WHAT IS NEEDED:
Count how many lines include "Relaxation" and answer with that number only.
#### DATASET EXTRACT
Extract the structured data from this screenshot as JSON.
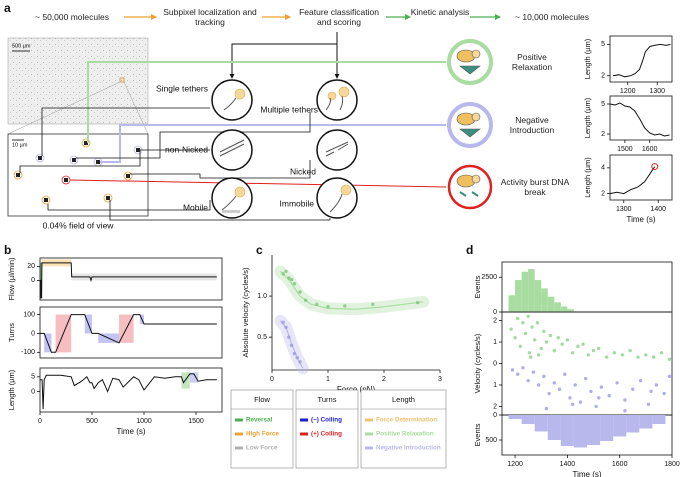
{
  "panel_labels": [
    "a",
    "b",
    "c",
    "d"
  ],
  "pipeline": [
    "~ 50,000 molecules",
    "Subpixel localization and tracking",
    "Feature classification and scoring",
    "Kinetic analysis",
    "~ 10,000 molecules"
  ],
  "image": {
    "scale_bar": "500 µm",
    "zoom_scale_bar": "10 µm",
    "caption": "0.04% field of view"
  },
  "classes": [
    "Single tethers",
    "Multiple tethers",
    "non-Nicked",
    "Nicked",
    "Mobile",
    "Immobile"
  ],
  "outcomes": [
    "Positive Relaxation",
    "Negative Introduction",
    "Activity burst DNA break"
  ],
  "legend": {
    "groups": [
      {
        "title": "Flow",
        "items": [
          {
            "name": "Reversal",
            "color": "#4caf50"
          },
          {
            "name": "High Force",
            "color": "#f0a030"
          },
          {
            "name": "Low Force",
            "color": "#b0b0b0"
          }
        ]
      },
      {
        "title": "Turns",
        "items": [
          {
            "name": "(−) Coiling",
            "color": "#1a1adc"
          },
          {
            "name": "(+) Coiling",
            "color": "#e02020"
          }
        ]
      },
      {
        "title": "Length",
        "items": [
          {
            "name": "Force Determination",
            "color": "#f5c070"
          },
          {
            "name": "Positive Relaxation",
            "color": "#a8dca0"
          },
          {
            "name": "Negative Introduction",
            "color": "#b8b8ec"
          }
        ]
      }
    ]
  },
  "chart_data": [
    {
      "type": "line",
      "frame": "box",
      "color": "#111111",
      "ylabel": "Length (µm)",
      "x": [
        1150,
        1170,
        1190,
        1210,
        1225,
        1240,
        1250,
        1260,
        1275,
        1290,
        1310,
        1330,
        1345
      ],
      "values": [
        2.0,
        2.1,
        1.9,
        2.0,
        2.2,
        2.6,
        3.4,
        4.3,
        4.8,
        4.9,
        5.0,
        4.9,
        5.0
      ],
      "xlim": [
        1140,
        1350
      ],
      "ylim": [
        1.4,
        5.8
      ],
      "xticks": [
        1200,
        1300
      ],
      "yticks": [
        2,
        5
      ]
    },
    {
      "type": "line",
      "frame": "box",
      "color": "#111111",
      "ylabel": "Length (µm)",
      "x": [
        1440,
        1460,
        1480,
        1500,
        1520,
        1540,
        1560,
        1580,
        1600,
        1620,
        1640,
        1660,
        1680
      ],
      "values": [
        5.0,
        4.9,
        5.1,
        4.8,
        4.7,
        4.3,
        3.5,
        2.6,
        2.1,
        1.9,
        2.0,
        1.8,
        1.9
      ],
      "xlim": [
        1440,
        1690
      ],
      "ylim": [
        1.4,
        5.8
      ],
      "xticks": [
        1500,
        1600
      ],
      "yticks": [
        2,
        5
      ]
    },
    {
      "type": "line",
      "frame": "box",
      "color": "#111111",
      "ylabel": "Length (µm)",
      "xlabel": "Time (s)",
      "end_marker_color": "#e02020",
      "x": [
        1260,
        1280,
        1300,
        1320,
        1340,
        1360,
        1370,
        1380,
        1390
      ],
      "values": [
        2.0,
        2.1,
        2.0,
        2.3,
        2.5,
        2.9,
        3.3,
        3.7,
        4.1
      ],
      "xlim": [
        1260,
        1440
      ],
      "ylim": [
        1.5,
        5.0
      ],
      "xticks": [
        1300,
        1400
      ],
      "yticks": [
        2,
        4
      ]
    },
    {
      "type": "line",
      "frame": "box",
      "color": "#111111",
      "ylabel": "Flow (µl/min)",
      "x": [
        0,
        8,
        10,
        15,
        18,
        300,
        305,
        480,
        490,
        500,
        510,
        1700
      ],
      "values": [
        0,
        0,
        -25,
        -25,
        25,
        25,
        5,
        5,
        0,
        5,
        5,
        5
      ],
      "xlim": [
        0,
        1750
      ],
      "ylim": [
        -28,
        32
      ],
      "yticks": [
        0,
        20
      ],
      "regions": [
        {
          "color": "#4caf50",
          "x": [
            0,
            18
          ],
          "y": [
            -25,
            25
          ]
        },
        {
          "color": "#fbd59a",
          "x": [
            18,
            300
          ],
          "y": [
            20,
            30
          ]
        },
        {
          "color": "#dcdcdc",
          "x": [
            300,
            1700
          ],
          "y": [
            0,
            10
          ]
        }
      ]
    },
    {
      "type": "line",
      "frame": "box",
      "color": "#111111",
      "ylabel": "Turns",
      "x": [
        0,
        40,
        110,
        150,
        300,
        430,
        500,
        560,
        760,
        900,
        960,
        1000,
        1700
      ],
      "values": [
        0,
        0,
        -100,
        -100,
        100,
        100,
        0,
        0,
        -50,
        100,
        100,
        50,
        50
      ],
      "xlim": [
        0,
        1750
      ],
      "ylim": [
        -130,
        140
      ],
      "yticks": [
        -100,
        0,
        100
      ],
      "regions": [
        {
          "color": "#a9a9f0",
          "x": [
            40,
            110
          ],
          "y": [
            -100,
            0
          ]
        },
        {
          "color": "#f4a3a8",
          "x": [
            150,
            300
          ],
          "y": [
            -100,
            100
          ]
        },
        {
          "color": "#a9a9f0",
          "x": [
            430,
            500
          ],
          "y": [
            0,
            100
          ]
        },
        {
          "color": "#a9a9f0",
          "x": [
            560,
            760
          ],
          "y": [
            -50,
            0
          ]
        },
        {
          "color": "#f4a3a8",
          "x": [
            760,
            900
          ],
          "y": [
            -50,
            100
          ]
        },
        {
          "color": "#a9a9f0",
          "x": [
            960,
            1000
          ],
          "y": [
            50,
            100
          ]
        }
      ]
    },
    {
      "type": "line",
      "frame": "box",
      "color": "#111111",
      "ylabel": "Length (µm)",
      "xlabel": "Time (s)",
      "x": [
        0,
        20,
        30,
        40,
        60,
        100,
        200,
        300,
        330,
        400,
        450,
        480,
        500,
        520,
        560,
        600,
        650,
        700,
        760,
        800,
        900,
        950,
        1000,
        1100,
        1200,
        1300,
        1360,
        1380,
        1440,
        1480,
        1520,
        1600,
        1700
      ],
      "values": [
        4,
        4,
        -6,
        4,
        5.5,
        5.5,
        5.5,
        5,
        2,
        3.5,
        5,
        3,
        3,
        1,
        3,
        4,
        0,
        4.5,
        4,
        1.5,
        5,
        4,
        0.5,
        5,
        4.5,
        5,
        5,
        3,
        6,
        6,
        3.5,
        4,
        4
      ],
      "xlim": [
        0,
        1750
      ],
      "ylim": [
        -7,
        8
      ],
      "xticks": [
        0,
        500,
        1000,
        1500
      ],
      "yticks": [
        0,
        5
      ],
      "regions": [
        {
          "color": "#a8dca0",
          "x": [
            1360,
            1440
          ],
          "y": [
            1,
            6.5
          ]
        },
        {
          "color": "#b8b8ec",
          "x": [
            1440,
            1520
          ],
          "y": [
            3,
            6.5
          ]
        }
      ]
    },
    {
      "type": "scatter",
      "frame": "axes",
      "xlabel": "Force (pN)",
      "ylabel": "Absolute velocity (cycles/s)",
      "xlim": [
        0,
        3
      ],
      "ylim": [
        0.1,
        1.5
      ],
      "xticks": [
        0,
        1,
        2,
        3
      ],
      "yticks": [
        0.5,
        {
          "value": 1,
          "label": "1.0"
        }
      ],
      "series": [
        {
          "style": "fit",
          "color": "#a8dca0",
          "x": [
            0.15,
            0.3,
            0.5,
            0.7,
            1,
            1.5,
            2,
            2.7
          ],
          "values": [
            1.3,
            1.2,
            1.0,
            0.9,
            0.85,
            0.84,
            0.87,
            0.93
          ]
        },
        {
          "style": "points",
          "color": "#7cc47a",
          "x": [
            0.2,
            0.25,
            0.3,
            0.35,
            0.4,
            0.5,
            0.6,
            0.8,
            1.0,
            1.3,
            1.8,
            2.6
          ],
          "values": [
            1.27,
            1.3,
            1.22,
            1.2,
            1.15,
            1.05,
            0.95,
            0.9,
            0.87,
            0.88,
            0.9,
            0.92
          ]
        },
        {
          "style": "fit",
          "color": "#b8b8ec",
          "x": [
            0.15,
            0.25,
            0.35,
            0.45,
            0.55
          ],
          "values": [
            0.7,
            0.62,
            0.42,
            0.25,
            0.12
          ]
        },
        {
          "style": "points",
          "color": "#9a9ae0",
          "x": [
            0.2,
            0.25,
            0.3,
            0.35,
            0.4,
            0.45,
            0.5
          ],
          "values": [
            0.68,
            0.62,
            0.5,
            0.4,
            0.3,
            0.25,
            0.2
          ]
        }
      ]
    },
    {
      "type": "histogram",
      "frame": "box",
      "color": "#a8dca0",
      "ylabel": "Events",
      "bins": [
        1175,
        1200,
        1225,
        1250,
        1275,
        1300,
        1325,
        1350,
        1375,
        1400,
        1425
      ],
      "values": [
        1200,
        2300,
        2900,
        3100,
        2300,
        1700,
        1100,
        700,
        400,
        200
      ],
      "xlim": [
        1150,
        1800
      ],
      "ylim": [
        0,
        3600
      ],
      "yticks": [
        0,
        2500
      ]
    },
    {
      "type": "scatter",
      "frame": "box",
      "ylabel": "Velocity (cycles/s)",
      "xlim": [
        1150,
        1800
      ],
      "ylim": [
        -2.4,
        2.4
      ],
      "yticks": [
        {
          "value": -2,
          "label": "2"
        },
        {
          "value": -1,
          "label": "1"
        },
        0,
        1,
        2
      ],
      "series": [
        {
          "style": "points",
          "color": "#8fd08a",
          "x": [
            1185,
            1200,
            1210,
            1220,
            1230,
            1240,
            1250,
            1255,
            1265,
            1275,
            1285,
            1300,
            1310,
            1320,
            1335,
            1350,
            1365,
            1380,
            1400,
            1420,
            1440,
            1460,
            1480,
            1500,
            1520,
            1550,
            1580,
            1610,
            1640,
            1670,
            1700,
            1730,
            1760,
            1790,
            1260,
            1290
          ],
          "values": [
            1.6,
            1.2,
            2.1,
            0.8,
            1.9,
            1.4,
            2.2,
            0.5,
            1.7,
            1.1,
            1.9,
            0.7,
            1.5,
            1.0,
            1.3,
            0.6,
            1.2,
            0.9,
            1.1,
            0.5,
            0.8,
            0.9,
            0.4,
            0.6,
            0.7,
            0.3,
            0.5,
            0.4,
            0.6,
            0.3,
            0.4,
            0.3,
            0.5,
            0.2,
            0.3,
            0.4
          ]
        },
        {
          "style": "points",
          "color": "#9a9ae8",
          "x": [
            1190,
            1210,
            1230,
            1250,
            1270,
            1290,
            1310,
            1330,
            1350,
            1370,
            1390,
            1410,
            1430,
            1450,
            1470,
            1490,
            1510,
            1530,
            1560,
            1590,
            1620,
            1650,
            1680,
            1710,
            1740,
            1770,
            1790,
            1320,
            1420,
            1520,
            1620,
            1720
          ],
          "values": [
            -0.3,
            -0.5,
            -0.2,
            -0.8,
            -0.4,
            -1.0,
            -0.6,
            -1.4,
            -0.9,
            -1.2,
            -0.5,
            -1.6,
            -1.0,
            -1.8,
            -0.7,
            -1.3,
            -2.0,
            -1.1,
            -1.5,
            -0.9,
            -1.7,
            -1.2,
            -0.8,
            -1.9,
            -1.0,
            -1.4,
            -0.6,
            -2.1,
            -1.9,
            -1.6,
            -2.2,
            -1.3
          ]
        }
      ]
    },
    {
      "type": "histogram",
      "frame": "box",
      "color": "#b8b8ec",
      "ylabel": "Events",
      "xlabel": "Time (s)",
      "y_inverted": true,
      "bins": [
        1175,
        1225,
        1275,
        1325,
        1375,
        1425,
        1475,
        1525,
        1575,
        1625,
        1675,
        1725,
        1775
      ],
      "values": [
        80,
        180,
        330,
        500,
        620,
        650,
        600,
        520,
        430,
        350,
        270,
        180
      ],
      "xlim": [
        1150,
        1800
      ],
      "ylim": [
        0,
        800
      ],
      "xticks": [
        1200,
        1400,
        1600,
        1800
      ],
      "yticks": [
        0,
        500
      ]
    }
  ]
}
########
COMPLETE OUTPUT:
2